Which lines in the records below contain the word "page"? Copy each one out.

------------------------------------

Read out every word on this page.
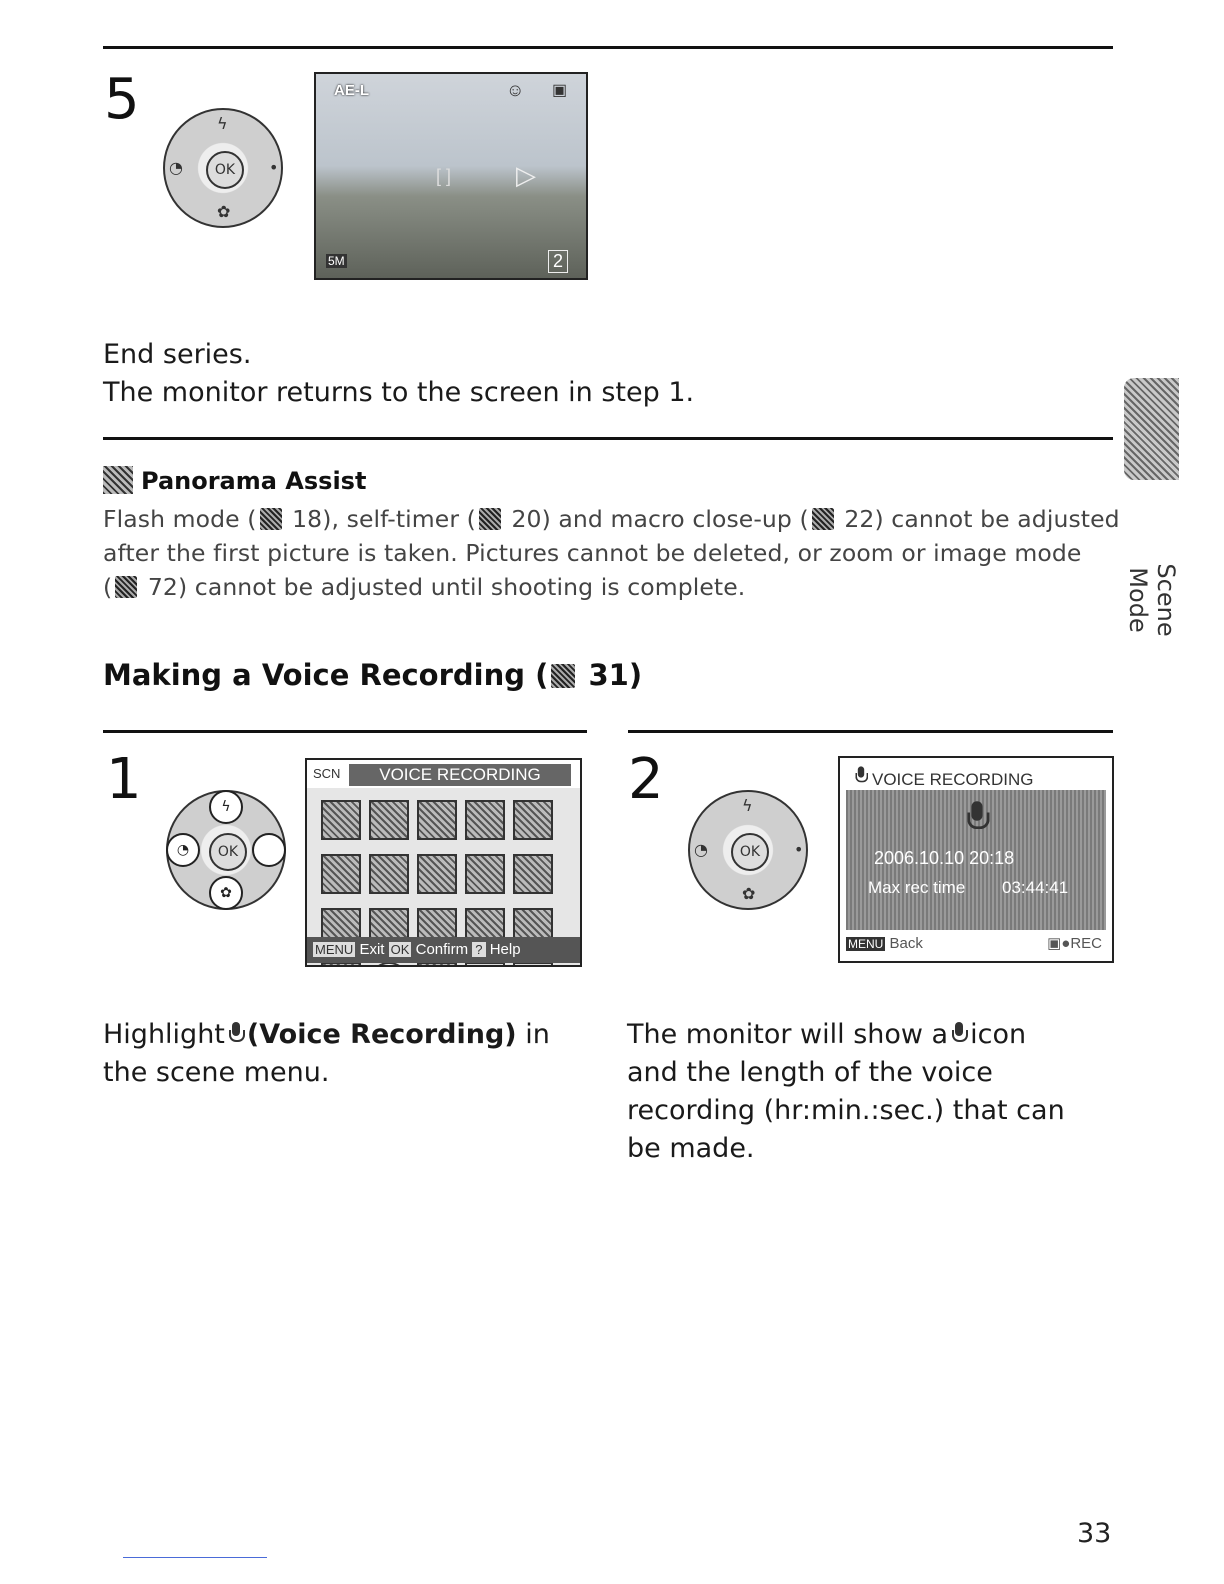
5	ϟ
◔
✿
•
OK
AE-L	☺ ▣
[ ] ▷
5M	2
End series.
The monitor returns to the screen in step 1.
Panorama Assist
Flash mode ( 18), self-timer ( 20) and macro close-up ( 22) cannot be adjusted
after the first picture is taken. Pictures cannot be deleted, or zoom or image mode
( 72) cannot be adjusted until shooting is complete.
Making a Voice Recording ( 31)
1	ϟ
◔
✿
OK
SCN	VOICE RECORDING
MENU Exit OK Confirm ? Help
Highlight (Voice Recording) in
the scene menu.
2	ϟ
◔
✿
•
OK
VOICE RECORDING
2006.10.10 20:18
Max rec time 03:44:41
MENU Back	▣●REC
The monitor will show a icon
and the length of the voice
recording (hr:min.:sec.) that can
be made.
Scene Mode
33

------------------------------------

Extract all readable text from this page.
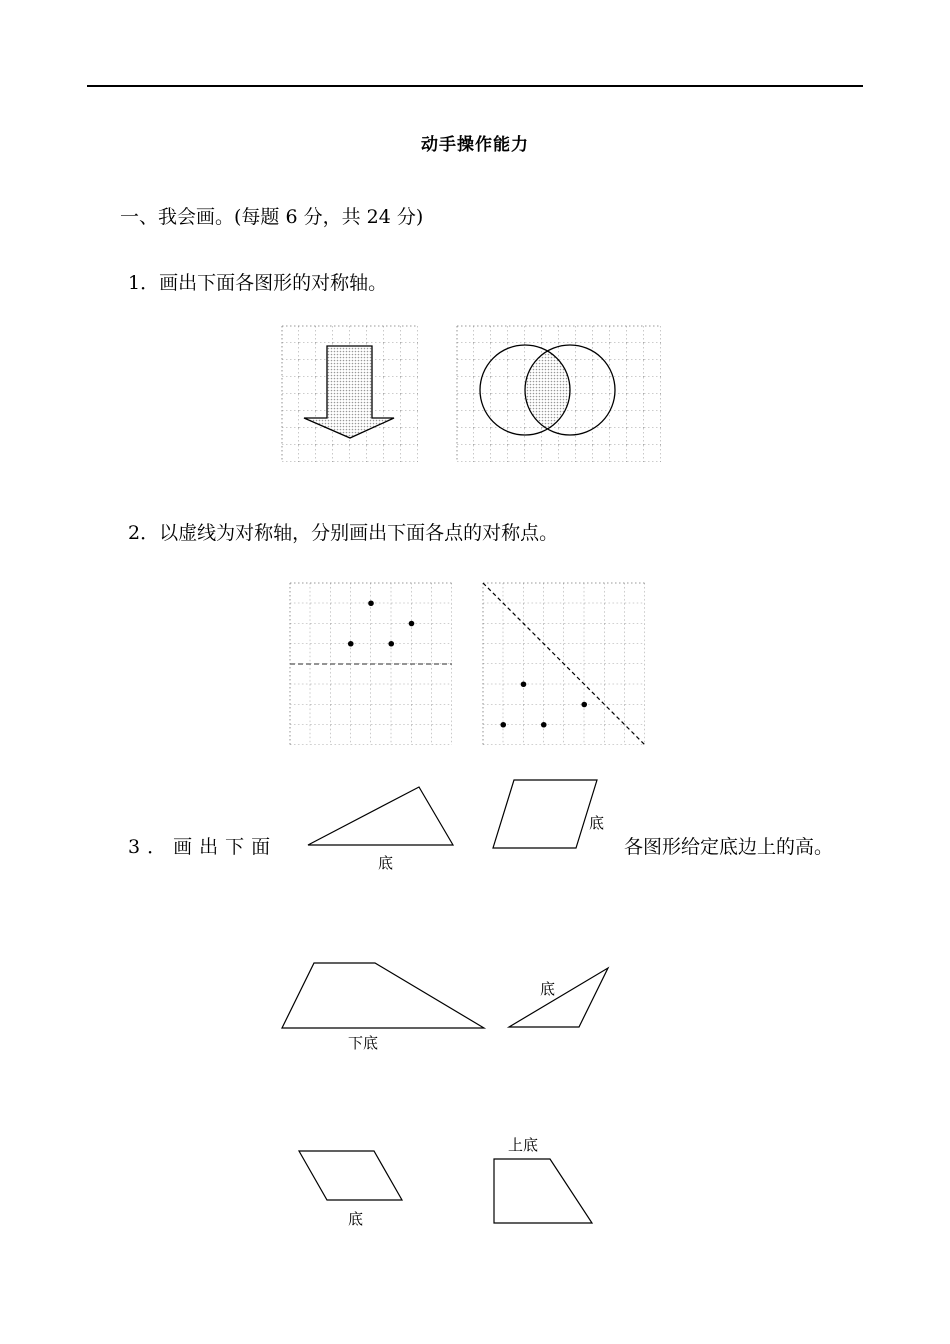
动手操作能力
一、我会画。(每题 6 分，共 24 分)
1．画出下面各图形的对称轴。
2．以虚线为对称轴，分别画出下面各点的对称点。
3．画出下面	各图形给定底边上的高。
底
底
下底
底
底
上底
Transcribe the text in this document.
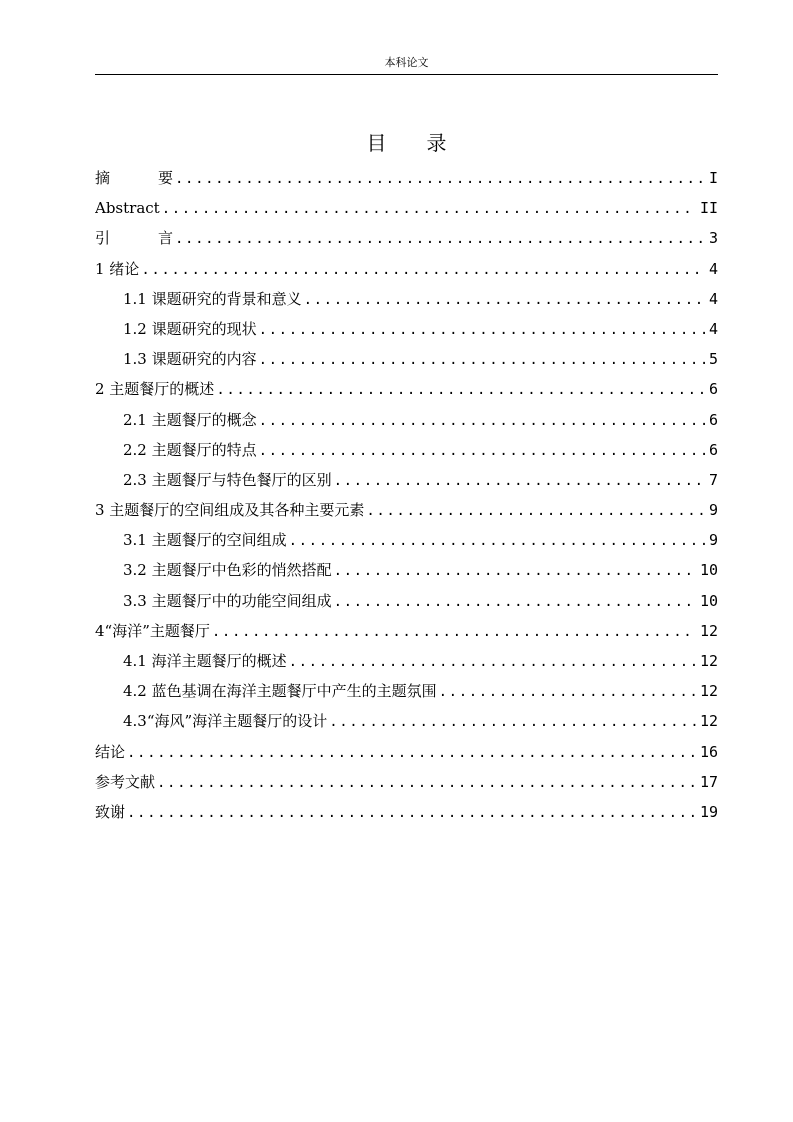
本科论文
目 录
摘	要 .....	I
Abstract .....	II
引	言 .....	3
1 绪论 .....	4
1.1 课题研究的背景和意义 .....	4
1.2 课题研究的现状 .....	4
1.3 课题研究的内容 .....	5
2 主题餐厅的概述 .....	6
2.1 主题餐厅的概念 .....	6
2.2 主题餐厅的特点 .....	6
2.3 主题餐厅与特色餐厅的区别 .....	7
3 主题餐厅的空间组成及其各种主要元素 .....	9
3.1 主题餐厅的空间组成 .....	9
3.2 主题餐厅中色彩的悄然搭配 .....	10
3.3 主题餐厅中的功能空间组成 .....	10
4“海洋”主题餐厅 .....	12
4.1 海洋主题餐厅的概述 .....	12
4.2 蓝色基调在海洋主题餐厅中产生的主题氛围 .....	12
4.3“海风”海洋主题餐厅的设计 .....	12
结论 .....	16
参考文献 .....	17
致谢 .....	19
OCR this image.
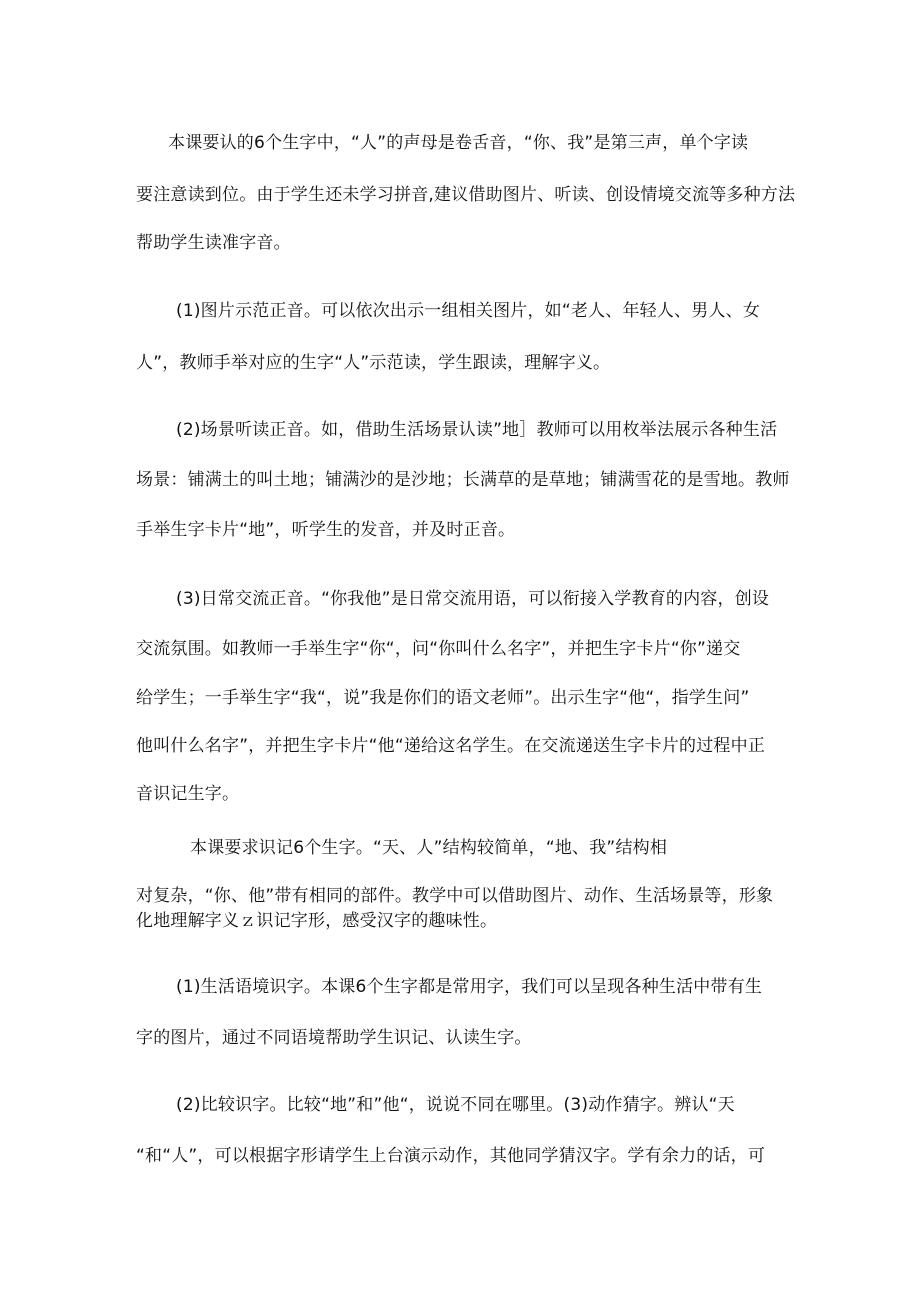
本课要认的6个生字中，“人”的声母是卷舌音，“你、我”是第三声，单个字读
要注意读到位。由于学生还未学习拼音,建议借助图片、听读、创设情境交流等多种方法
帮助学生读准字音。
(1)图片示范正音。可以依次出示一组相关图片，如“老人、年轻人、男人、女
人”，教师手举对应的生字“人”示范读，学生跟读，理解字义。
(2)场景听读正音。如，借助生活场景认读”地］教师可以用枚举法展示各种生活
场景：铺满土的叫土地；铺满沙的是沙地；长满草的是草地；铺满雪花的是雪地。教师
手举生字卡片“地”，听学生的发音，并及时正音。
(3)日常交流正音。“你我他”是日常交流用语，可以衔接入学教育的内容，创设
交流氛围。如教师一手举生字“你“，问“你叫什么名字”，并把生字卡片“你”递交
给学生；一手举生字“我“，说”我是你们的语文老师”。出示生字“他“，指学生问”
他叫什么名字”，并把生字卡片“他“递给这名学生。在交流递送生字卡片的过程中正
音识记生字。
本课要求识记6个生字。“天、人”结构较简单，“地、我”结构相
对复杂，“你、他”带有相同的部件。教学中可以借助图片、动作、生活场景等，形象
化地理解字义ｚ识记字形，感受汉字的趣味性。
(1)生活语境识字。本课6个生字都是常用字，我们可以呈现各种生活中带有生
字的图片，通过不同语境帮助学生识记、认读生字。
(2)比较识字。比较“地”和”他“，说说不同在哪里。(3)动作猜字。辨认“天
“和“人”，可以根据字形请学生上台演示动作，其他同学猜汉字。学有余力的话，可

------------------------------------

## Answer in full
Read out every word on this page.
Extract all readable text from this page.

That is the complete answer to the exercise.